--- Set exercise ---
Find each line containing the word "обращения" and report how many there are. Add nothing else.

--- Provided data ---
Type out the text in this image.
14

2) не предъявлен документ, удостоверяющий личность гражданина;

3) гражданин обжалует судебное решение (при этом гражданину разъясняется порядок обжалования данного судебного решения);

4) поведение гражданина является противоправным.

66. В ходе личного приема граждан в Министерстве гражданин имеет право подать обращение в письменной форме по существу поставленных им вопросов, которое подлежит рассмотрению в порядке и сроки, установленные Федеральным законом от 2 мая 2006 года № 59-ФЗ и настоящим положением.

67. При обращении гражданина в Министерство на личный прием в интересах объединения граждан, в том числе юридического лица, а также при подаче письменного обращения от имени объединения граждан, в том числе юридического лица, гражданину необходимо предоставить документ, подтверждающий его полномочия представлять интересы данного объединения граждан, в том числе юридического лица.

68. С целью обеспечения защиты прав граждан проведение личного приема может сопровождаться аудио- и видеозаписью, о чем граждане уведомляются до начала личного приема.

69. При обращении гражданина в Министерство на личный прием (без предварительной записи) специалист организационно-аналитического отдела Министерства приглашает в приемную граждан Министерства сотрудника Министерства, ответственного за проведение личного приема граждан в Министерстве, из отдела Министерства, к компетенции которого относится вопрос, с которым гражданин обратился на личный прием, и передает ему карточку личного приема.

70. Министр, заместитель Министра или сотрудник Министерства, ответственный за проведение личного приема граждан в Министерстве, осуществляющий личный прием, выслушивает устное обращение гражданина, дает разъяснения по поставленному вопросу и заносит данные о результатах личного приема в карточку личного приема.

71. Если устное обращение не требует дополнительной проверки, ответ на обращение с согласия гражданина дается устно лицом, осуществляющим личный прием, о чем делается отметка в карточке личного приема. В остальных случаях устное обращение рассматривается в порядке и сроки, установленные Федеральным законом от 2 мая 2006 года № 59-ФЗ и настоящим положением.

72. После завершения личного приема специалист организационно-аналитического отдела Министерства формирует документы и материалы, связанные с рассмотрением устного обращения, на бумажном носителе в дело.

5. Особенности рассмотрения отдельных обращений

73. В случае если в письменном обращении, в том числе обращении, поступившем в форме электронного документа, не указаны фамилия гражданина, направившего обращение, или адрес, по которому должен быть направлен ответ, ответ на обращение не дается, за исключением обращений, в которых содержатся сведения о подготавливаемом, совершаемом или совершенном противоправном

--- Answer to this task ---
2